Data records
···
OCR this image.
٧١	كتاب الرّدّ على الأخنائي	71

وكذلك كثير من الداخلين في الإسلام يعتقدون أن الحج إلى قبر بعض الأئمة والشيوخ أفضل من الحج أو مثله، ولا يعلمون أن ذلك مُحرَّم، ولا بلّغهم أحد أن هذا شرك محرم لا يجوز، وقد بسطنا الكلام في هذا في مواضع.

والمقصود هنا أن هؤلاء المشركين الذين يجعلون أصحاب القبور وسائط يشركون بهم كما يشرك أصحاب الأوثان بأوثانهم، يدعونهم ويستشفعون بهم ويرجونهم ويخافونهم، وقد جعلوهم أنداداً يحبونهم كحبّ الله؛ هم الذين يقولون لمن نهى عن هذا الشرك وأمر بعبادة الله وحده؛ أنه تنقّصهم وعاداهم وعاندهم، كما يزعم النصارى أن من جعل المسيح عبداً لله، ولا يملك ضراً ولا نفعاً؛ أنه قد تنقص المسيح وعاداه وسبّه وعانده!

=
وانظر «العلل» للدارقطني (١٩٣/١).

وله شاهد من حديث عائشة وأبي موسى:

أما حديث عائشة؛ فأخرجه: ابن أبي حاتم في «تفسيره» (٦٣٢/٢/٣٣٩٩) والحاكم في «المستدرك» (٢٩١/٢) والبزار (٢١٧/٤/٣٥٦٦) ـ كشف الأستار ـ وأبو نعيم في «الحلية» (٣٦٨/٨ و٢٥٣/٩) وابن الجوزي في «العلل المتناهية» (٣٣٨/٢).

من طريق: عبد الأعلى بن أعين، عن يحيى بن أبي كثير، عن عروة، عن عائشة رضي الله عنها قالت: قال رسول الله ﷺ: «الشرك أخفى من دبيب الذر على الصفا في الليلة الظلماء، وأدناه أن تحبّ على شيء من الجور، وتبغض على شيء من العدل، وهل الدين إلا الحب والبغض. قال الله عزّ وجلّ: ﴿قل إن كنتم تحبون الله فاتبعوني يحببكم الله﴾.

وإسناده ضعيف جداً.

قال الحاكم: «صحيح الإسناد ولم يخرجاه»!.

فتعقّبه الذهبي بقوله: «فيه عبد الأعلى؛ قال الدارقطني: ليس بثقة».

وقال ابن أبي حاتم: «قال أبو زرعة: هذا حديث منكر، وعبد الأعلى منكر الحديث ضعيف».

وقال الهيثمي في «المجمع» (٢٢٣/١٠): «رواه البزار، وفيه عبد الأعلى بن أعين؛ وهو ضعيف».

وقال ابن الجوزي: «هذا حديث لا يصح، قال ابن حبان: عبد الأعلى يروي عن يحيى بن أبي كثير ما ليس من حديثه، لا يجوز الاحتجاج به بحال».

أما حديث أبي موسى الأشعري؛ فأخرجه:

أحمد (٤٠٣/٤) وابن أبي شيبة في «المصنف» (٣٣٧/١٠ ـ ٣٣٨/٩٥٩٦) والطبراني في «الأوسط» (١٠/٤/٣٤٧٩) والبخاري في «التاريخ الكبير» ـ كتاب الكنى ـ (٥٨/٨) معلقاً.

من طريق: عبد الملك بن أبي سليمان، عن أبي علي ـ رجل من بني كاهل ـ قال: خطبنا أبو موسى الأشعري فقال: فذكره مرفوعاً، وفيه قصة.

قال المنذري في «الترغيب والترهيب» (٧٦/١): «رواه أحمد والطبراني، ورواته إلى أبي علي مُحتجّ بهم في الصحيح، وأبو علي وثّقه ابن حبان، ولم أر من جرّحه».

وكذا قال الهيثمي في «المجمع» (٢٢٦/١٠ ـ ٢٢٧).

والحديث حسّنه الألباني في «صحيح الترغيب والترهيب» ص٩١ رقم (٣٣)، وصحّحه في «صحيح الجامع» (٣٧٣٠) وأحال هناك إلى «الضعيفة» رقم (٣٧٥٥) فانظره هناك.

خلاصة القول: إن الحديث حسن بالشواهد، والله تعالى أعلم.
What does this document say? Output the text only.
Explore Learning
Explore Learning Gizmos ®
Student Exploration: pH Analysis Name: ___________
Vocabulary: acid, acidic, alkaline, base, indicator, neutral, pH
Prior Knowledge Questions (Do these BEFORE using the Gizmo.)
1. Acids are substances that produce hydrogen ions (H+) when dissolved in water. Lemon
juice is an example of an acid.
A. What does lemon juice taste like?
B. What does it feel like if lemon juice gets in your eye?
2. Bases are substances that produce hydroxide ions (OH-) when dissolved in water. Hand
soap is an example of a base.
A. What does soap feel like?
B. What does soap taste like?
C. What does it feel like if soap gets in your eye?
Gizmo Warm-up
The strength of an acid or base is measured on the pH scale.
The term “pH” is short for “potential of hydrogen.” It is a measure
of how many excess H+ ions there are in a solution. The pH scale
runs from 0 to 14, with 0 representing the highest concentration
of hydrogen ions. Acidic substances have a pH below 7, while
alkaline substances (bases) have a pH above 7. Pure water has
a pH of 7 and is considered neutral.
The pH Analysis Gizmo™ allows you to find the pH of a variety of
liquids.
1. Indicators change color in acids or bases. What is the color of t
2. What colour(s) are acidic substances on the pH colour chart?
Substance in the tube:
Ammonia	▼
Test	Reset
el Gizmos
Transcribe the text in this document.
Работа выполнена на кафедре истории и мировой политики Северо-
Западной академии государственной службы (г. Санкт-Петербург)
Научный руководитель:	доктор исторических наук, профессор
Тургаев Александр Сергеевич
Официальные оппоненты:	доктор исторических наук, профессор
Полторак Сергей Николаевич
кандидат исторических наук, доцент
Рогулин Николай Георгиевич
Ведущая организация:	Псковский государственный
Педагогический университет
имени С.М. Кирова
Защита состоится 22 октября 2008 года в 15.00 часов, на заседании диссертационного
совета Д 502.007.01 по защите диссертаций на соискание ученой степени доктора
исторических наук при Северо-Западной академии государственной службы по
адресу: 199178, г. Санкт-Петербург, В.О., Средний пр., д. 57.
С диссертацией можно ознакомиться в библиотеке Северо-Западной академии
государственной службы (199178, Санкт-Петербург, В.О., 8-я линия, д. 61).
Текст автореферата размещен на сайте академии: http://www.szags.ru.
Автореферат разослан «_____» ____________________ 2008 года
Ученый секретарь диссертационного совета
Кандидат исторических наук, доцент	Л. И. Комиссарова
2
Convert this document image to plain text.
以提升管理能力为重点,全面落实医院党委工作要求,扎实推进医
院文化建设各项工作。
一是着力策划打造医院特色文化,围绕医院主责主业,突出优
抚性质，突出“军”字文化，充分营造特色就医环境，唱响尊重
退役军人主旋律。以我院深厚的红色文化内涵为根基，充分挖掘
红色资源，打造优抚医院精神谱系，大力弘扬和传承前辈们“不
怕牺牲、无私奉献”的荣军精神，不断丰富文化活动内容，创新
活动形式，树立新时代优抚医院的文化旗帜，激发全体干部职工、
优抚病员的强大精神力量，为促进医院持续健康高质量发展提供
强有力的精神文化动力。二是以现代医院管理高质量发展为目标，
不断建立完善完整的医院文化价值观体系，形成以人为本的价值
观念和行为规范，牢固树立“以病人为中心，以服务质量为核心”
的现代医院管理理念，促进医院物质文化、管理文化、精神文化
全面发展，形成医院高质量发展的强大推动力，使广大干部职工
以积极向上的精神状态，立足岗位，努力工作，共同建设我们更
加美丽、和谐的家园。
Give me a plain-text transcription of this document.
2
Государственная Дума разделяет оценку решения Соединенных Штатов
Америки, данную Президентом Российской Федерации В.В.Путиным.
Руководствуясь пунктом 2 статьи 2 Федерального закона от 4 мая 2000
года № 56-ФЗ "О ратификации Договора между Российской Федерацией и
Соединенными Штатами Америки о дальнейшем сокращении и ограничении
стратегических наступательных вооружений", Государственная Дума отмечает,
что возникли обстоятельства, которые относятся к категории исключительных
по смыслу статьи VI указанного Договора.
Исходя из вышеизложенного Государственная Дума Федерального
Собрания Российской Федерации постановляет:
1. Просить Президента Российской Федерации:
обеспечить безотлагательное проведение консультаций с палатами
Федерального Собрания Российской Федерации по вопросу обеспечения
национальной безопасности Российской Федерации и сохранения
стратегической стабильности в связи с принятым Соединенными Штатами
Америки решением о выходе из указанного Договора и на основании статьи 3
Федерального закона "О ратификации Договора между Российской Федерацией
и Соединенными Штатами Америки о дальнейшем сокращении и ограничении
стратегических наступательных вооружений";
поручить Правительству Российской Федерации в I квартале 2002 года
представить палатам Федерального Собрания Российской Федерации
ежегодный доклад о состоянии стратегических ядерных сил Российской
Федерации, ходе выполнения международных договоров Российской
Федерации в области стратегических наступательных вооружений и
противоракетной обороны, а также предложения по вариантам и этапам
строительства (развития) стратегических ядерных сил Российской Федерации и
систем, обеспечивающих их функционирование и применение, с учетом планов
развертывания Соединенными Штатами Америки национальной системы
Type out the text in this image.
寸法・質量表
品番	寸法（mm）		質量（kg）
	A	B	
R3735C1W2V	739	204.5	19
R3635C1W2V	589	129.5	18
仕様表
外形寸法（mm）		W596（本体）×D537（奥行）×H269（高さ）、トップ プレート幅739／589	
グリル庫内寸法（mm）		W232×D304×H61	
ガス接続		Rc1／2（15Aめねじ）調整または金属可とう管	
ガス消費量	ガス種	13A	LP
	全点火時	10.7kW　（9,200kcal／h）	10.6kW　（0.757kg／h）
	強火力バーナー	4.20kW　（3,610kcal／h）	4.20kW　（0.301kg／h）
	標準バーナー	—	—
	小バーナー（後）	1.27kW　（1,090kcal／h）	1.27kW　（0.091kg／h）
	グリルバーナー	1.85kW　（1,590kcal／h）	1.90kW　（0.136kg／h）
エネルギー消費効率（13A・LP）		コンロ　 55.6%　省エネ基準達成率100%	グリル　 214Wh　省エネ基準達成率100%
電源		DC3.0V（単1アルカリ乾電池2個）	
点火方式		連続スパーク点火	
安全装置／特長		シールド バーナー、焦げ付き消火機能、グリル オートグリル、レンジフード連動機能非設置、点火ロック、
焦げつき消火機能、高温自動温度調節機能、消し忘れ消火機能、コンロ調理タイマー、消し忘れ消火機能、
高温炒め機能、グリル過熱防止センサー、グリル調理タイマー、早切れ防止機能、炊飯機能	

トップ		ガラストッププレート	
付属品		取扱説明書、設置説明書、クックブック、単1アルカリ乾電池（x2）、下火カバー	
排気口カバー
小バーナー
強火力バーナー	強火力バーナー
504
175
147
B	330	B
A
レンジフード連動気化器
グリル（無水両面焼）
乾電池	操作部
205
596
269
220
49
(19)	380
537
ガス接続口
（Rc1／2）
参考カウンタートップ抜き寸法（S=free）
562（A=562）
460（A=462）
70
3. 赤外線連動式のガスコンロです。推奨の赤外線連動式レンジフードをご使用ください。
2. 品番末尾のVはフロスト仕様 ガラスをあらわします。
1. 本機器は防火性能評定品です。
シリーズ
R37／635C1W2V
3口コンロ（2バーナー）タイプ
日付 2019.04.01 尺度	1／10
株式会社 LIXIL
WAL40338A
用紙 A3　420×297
···
== Instructions for the task ==
Using the listing above, list every line in which the string "كتاب" occurs.

== Correct response ==
٧١	كتاب الرّدّ على الأخنائي	71
أحمد (٤٠٣/٤) وابن أبي شيبة في «المصنف» (٣٣٧/١٠ ـ ٣٣٨/٩٥٩٦) والطبراني في «الأوسط» (١٠/٤/٣٤٧٩) والبخاري في «التاريخ الكبير» ـ كتاب الكنى ـ (٥٨/٨) معلقاً.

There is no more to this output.